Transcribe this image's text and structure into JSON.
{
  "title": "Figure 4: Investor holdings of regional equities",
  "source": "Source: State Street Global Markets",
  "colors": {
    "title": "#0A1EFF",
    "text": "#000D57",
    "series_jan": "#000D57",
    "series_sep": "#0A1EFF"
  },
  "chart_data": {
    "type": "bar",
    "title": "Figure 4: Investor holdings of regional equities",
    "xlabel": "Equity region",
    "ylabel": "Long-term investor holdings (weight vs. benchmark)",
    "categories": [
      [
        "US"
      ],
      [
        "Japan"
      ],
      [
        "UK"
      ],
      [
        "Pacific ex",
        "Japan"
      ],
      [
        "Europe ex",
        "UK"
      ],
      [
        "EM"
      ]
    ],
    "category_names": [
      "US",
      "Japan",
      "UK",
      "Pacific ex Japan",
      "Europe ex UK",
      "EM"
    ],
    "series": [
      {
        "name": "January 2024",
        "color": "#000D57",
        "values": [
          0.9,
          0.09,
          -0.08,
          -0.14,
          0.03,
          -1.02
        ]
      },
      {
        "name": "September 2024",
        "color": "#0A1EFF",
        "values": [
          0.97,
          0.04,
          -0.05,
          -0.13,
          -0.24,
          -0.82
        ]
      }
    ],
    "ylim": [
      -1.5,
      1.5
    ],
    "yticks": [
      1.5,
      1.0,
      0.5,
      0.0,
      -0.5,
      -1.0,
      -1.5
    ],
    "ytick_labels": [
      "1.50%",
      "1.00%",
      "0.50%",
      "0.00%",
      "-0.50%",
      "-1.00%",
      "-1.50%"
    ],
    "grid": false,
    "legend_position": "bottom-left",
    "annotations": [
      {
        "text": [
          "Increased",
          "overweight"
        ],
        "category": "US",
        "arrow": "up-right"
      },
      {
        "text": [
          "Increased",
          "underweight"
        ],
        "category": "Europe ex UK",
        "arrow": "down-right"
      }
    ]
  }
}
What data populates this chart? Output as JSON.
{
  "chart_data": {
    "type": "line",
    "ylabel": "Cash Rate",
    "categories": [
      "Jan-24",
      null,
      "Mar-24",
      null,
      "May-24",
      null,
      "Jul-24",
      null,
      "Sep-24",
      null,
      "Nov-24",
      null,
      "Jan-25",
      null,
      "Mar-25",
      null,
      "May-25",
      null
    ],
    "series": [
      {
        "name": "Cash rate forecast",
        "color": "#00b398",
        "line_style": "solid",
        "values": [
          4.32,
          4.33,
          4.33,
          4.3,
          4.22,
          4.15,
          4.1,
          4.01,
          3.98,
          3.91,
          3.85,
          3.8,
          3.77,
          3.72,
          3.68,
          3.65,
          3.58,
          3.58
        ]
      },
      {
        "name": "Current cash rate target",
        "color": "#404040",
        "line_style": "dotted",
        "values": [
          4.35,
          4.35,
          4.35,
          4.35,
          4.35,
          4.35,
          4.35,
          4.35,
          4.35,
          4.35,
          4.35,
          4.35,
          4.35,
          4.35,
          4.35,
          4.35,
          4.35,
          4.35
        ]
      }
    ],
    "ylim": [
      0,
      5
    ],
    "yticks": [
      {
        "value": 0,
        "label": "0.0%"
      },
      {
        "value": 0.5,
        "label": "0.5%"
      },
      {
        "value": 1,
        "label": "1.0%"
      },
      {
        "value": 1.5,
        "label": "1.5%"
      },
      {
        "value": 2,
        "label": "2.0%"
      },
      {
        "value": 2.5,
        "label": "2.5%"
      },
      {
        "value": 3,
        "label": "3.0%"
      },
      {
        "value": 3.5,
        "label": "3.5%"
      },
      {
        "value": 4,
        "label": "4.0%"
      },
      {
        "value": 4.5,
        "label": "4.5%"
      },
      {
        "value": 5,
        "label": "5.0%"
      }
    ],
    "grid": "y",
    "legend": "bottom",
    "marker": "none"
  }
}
__________________________________________________
# WRITTEN PROBLEM:
Copy each record from above without leaving any out.

# OUTPUT OF THE EXERCISE:
Transcribe this image's text and structure into JSON.
{
  "title": "Figure 4: Investor holdings of regional equities",
  "source": "Source: State Street Global Markets",
  "colors": {
    "title": "#0A1EFF",
    "text": "#000D57",
    "series_jan": "#000D57",
    "series_sep": "#0A1EFF"
  },
  "chart_data": {
    "type": "bar",
    "title": "Figure 4: Investor holdings of regional equities",
    "xlabel": "Equity region",
    "ylabel": "Long-term investor holdings (weight vs. benchmark)",
    "categories": [
      [
        "US"
      ],
      [
        "Japan"
      ],
      [
        "UK"
      ],
      [
        "Pacific ex",
        "Japan"
      ],
      [
        "Europe ex",
        "UK"
      ],
      [
        "EM"
      ]
    ],
    "category_names": [
      "US",
      "Japan",
      "UK",
      "Pacific ex Japan",
      "Europe ex UK",
      "EM"
    ],
    "series": [
      {
        "name": "January 2024",
        "color": "#000D57",
        "values": [
          0.9,
          0.09,
          -0.08,
          -0.14,
          0.03,
          -1.02
        ]
      },
      {
        "name": "September 2024",
        "color": "#0A1EFF",
        "values": [
          0.97,
          0.04,
          -0.05,
          -0.13,
          -0.24,
          -0.82
        ]
      }
    ],
    "ylim": [
      -1.5,
      1.5
    ],
    "yticks": [
      1.5,
      1.0,
      0.5,
      0.0,
      -0.5,
      -1.0,
      -1.5
    ],
    "ytick_labels": [
      "1.50%",
      "1.00%",
      "0.50%",
      "0.00%",
      "-0.50%",
      "-1.00%",
      "-1.50%"
    ],
    "grid": false,
    "legend_position": "bottom-left",
    "annotations": [
      {
        "text": [
          "Increased",
          "overweight"
        ],
        "category": "US",
        "arrow": "up-right"
      },
      {
        "text": [
          "Increased",
          "underweight"
        ],
        "category": "Europe ex UK",
        "arrow": "down-right"
      }
    ]
  }
}
What data populates this chart? Output as JSON.
{
  "chart_data": {
    "type": "line",
    "ylabel": "Cash Rate",
    "categories": [
      "Jan-24",
      null,
      "Mar-24",
      null,
      "May-24",
      null,
      "Jul-24",
      null,
      "Sep-24",
      null,
      "Nov-24",
      null,
      "Jan-25",
      null,
      "Mar-25",
      null,
      "May-25",
      null
    ],
    "series": [
      {
        "name": "Cash rate forecast",
        "color": "#00b398",
        "line_style": "solid",
        "values": [
          4.32,
          4.33,
          4.33,
          4.3,
          4.22,
          4.15,
          4.1,
          4.01,
          3.98,
          3.91,
          3.85,
          3.8,
          3.77,
          3.72,
          3.68,
          3.65,
          3.58,
          3.58
        ]
      },
      {
        "name": "Current cash rate target",
        "color": "#404040",
        "line_style": "dotted",
        "values": [
          4.35,
          4.35,
          4.35,
          4.35,
          4.35,
          4.35,
          4.35,
          4.35,
          4.35,
          4.35,
          4.35,
          4.35,
          4.35,
          4.35,
          4.35,
          4.35,
          4.35,
          4.35
        ]
      }
    ],
    "ylim": [
      0,
      5
    ],
    "yticks": [
      {
        "value": 0,
        "label": "0.0%"
      },
      {
        "value": 0.5,
        "label": "0.5%"
      },
      {
        "value": 1,
        "label": "1.0%"
      },
      {
        "value": 1.5,
        "label": "1.5%"
      },
      {
        "value": 2,
        "label": "2.0%"
      },
      {
        "value": 2.5,
        "label": "2.5%"
      },
      {
        "value": 3,
        "label": "3.0%"
      },
      {
        "value": 3.5,
        "label": "3.5%"
      },
      {
        "value": 4,
        "label": "4.0%"
      },
      {
        "value": 4.5,
        "label": "4.5%"
      },
      {
        "value": 5,
        "label": "5.0%"
      }
    ],
    "grid": "y",
    "legend": "bottom",
    "marker": "none"
  }
}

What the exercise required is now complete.